Chart and figure data
###

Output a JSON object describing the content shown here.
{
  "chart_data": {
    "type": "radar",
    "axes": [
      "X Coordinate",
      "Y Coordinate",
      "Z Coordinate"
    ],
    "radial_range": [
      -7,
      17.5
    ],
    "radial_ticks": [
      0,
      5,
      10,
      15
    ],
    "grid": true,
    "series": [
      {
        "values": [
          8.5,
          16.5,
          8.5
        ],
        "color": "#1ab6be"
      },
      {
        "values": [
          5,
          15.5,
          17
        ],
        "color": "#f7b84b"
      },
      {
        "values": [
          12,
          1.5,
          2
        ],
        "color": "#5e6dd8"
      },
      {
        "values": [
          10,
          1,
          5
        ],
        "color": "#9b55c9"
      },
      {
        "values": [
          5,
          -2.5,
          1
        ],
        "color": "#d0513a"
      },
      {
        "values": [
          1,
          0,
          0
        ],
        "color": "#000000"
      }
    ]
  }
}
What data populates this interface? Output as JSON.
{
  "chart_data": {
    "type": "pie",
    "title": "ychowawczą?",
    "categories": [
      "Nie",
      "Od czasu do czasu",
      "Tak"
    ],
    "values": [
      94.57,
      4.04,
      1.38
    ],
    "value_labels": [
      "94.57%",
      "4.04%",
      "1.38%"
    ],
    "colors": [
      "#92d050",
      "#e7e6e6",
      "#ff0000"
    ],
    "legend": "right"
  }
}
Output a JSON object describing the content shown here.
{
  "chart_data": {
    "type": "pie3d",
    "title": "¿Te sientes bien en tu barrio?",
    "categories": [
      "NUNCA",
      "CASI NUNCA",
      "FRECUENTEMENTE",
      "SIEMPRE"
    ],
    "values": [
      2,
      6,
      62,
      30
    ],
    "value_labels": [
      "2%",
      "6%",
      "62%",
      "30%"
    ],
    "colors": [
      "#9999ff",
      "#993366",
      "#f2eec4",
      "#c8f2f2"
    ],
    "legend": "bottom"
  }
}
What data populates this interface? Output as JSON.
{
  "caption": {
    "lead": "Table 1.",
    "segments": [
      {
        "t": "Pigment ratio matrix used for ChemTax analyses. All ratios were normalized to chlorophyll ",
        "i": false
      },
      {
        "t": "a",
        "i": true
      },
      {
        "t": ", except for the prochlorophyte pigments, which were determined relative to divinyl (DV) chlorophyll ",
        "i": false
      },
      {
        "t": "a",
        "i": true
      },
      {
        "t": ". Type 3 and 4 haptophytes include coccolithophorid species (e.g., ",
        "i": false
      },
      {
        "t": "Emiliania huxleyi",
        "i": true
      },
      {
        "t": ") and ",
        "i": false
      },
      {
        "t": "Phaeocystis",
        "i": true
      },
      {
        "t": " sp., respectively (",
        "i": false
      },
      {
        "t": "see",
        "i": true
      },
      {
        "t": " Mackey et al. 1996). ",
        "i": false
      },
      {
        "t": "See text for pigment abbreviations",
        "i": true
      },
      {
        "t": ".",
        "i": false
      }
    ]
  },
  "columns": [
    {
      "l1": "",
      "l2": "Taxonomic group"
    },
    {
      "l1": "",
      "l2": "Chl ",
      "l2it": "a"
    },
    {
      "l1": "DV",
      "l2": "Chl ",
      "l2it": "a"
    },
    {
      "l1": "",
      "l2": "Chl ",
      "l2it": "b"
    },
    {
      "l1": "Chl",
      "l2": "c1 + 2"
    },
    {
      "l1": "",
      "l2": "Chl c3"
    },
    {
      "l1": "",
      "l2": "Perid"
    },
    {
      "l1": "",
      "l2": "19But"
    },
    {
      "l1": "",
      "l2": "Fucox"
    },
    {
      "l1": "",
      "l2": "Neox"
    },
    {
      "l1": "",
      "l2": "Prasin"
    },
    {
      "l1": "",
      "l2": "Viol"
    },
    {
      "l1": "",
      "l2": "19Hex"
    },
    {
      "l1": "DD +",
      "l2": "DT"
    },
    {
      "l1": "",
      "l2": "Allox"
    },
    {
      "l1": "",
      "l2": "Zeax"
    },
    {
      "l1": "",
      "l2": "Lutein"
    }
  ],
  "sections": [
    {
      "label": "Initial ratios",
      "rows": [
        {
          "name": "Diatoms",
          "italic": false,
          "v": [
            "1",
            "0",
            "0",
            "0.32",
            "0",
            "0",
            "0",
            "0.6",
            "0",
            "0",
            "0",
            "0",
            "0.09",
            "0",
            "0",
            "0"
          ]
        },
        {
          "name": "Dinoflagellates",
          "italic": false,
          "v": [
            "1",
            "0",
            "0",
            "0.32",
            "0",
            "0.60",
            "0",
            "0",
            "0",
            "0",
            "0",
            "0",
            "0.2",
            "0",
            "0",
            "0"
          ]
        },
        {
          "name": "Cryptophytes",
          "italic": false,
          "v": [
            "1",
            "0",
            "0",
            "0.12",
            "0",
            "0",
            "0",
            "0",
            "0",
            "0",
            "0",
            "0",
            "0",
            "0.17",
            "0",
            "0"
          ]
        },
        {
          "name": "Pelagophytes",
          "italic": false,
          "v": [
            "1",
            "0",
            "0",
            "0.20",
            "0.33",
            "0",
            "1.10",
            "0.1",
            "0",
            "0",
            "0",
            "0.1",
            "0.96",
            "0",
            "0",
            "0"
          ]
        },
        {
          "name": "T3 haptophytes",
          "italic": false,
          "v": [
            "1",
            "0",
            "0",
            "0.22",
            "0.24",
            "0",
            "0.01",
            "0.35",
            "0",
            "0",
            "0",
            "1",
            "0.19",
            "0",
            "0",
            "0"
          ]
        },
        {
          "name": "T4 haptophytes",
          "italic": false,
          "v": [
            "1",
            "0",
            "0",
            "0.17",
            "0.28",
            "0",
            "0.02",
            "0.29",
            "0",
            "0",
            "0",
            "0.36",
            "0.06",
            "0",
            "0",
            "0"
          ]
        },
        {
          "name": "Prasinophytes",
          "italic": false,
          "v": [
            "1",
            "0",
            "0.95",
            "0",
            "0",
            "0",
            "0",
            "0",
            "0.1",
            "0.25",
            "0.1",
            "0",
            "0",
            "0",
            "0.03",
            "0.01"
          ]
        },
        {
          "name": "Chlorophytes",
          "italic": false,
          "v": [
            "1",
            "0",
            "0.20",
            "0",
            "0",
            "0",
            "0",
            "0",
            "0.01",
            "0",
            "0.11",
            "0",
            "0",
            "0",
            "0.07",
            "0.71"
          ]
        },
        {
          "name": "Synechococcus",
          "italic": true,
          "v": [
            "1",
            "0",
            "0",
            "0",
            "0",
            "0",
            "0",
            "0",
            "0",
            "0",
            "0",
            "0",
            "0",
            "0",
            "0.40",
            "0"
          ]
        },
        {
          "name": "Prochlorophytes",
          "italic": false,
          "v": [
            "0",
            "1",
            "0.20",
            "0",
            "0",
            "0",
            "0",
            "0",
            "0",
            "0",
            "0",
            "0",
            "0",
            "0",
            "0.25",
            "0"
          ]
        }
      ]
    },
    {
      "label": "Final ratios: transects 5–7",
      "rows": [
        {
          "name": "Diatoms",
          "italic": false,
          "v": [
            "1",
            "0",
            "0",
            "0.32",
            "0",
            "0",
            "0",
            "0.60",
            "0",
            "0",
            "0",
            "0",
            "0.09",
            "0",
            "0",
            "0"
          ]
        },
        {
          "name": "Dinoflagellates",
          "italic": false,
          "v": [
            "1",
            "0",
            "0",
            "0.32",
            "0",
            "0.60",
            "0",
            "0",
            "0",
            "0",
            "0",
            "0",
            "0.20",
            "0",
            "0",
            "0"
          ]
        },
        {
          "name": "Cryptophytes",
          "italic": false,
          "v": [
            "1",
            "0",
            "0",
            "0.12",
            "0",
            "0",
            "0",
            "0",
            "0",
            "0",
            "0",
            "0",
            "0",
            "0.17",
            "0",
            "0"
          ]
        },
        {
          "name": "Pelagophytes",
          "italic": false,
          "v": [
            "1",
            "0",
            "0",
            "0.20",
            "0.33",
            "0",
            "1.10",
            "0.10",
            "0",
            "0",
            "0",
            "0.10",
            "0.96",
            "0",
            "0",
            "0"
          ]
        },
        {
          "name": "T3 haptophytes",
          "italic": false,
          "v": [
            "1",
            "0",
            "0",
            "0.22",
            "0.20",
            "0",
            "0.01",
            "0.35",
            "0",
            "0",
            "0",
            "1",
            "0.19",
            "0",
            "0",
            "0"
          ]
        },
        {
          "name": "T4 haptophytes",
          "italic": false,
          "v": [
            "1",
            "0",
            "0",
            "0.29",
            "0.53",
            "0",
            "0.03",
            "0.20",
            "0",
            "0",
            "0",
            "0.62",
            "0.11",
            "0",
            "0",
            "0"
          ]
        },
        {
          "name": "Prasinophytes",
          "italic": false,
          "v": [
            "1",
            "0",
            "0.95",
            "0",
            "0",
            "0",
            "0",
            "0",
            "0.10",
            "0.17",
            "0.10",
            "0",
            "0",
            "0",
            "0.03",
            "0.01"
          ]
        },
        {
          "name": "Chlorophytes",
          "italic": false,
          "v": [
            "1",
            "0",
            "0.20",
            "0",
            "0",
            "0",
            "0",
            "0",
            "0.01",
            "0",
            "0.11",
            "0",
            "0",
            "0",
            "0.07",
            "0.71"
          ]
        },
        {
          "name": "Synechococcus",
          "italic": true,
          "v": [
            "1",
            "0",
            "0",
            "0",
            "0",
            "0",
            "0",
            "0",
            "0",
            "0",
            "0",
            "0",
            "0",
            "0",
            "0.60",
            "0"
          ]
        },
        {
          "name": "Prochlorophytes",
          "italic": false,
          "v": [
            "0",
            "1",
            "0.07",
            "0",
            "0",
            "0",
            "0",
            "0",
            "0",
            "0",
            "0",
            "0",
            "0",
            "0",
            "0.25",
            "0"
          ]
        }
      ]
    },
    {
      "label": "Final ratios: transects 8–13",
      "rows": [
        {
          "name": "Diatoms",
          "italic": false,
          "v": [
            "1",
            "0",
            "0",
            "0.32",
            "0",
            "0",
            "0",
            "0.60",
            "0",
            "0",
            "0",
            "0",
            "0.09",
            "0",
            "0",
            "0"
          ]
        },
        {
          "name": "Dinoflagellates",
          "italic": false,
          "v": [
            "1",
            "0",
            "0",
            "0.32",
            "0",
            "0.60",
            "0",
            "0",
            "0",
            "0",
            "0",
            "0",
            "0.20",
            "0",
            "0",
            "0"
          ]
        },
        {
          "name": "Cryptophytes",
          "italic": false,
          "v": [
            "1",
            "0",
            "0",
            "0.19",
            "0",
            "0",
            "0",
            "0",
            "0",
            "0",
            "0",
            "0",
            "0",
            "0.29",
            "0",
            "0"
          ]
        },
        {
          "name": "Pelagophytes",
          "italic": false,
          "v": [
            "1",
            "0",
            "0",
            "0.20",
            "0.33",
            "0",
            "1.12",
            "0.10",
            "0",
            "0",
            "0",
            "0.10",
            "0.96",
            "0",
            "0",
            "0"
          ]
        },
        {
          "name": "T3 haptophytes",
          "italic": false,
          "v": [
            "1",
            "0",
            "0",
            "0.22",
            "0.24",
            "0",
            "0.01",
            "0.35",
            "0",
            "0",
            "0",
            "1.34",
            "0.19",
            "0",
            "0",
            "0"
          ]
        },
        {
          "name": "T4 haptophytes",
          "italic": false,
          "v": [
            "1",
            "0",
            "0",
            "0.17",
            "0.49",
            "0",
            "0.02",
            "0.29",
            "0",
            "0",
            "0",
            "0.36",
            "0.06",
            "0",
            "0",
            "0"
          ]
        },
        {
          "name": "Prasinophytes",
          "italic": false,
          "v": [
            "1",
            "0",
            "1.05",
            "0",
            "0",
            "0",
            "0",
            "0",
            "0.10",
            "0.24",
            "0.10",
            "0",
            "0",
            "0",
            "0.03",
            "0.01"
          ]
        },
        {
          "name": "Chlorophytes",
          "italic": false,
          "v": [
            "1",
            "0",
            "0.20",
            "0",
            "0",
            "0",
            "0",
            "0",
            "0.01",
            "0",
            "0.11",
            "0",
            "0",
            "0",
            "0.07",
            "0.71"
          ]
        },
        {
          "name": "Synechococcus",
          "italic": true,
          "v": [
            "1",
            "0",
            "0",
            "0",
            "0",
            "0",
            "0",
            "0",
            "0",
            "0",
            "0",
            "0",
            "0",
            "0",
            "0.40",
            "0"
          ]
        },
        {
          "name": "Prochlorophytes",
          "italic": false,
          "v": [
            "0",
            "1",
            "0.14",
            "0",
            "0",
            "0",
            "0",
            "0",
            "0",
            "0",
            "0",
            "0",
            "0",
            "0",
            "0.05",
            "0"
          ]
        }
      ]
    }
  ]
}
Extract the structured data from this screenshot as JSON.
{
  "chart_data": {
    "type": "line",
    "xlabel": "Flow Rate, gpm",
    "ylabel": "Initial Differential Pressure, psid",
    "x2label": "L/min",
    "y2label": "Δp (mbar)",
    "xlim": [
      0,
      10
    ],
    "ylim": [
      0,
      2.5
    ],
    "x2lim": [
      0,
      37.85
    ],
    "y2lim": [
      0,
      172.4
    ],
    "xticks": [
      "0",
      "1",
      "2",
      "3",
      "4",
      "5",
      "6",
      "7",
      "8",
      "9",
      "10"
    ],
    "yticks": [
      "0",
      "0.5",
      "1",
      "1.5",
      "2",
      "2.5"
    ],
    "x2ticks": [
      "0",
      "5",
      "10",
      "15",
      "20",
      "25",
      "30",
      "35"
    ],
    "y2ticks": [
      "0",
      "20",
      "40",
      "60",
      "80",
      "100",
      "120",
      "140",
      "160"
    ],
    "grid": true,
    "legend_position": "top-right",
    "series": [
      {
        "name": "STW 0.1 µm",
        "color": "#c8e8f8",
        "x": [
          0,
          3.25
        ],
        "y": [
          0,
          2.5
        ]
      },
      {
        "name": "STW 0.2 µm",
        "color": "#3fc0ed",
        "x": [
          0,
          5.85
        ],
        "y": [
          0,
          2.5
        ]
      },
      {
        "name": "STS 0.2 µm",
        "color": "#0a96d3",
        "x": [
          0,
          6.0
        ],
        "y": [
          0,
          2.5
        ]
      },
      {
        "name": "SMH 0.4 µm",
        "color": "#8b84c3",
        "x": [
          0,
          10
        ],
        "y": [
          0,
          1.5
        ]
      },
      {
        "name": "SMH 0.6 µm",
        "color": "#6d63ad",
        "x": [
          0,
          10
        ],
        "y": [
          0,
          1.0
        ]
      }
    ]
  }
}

###

EXERCISE REQUIREMENTS: Show every line in the records above that contains the word "ratios".

CORRECT OUTPUT:
        "t": "Pigment ratio matrix used for ChemTax analyses. All ratios were normalized to chlorophyll ",
      "label": "Initial ratios",
      "label": "Final ratios: transects 5–7",
      "label": "Final ratios: transects 8–13",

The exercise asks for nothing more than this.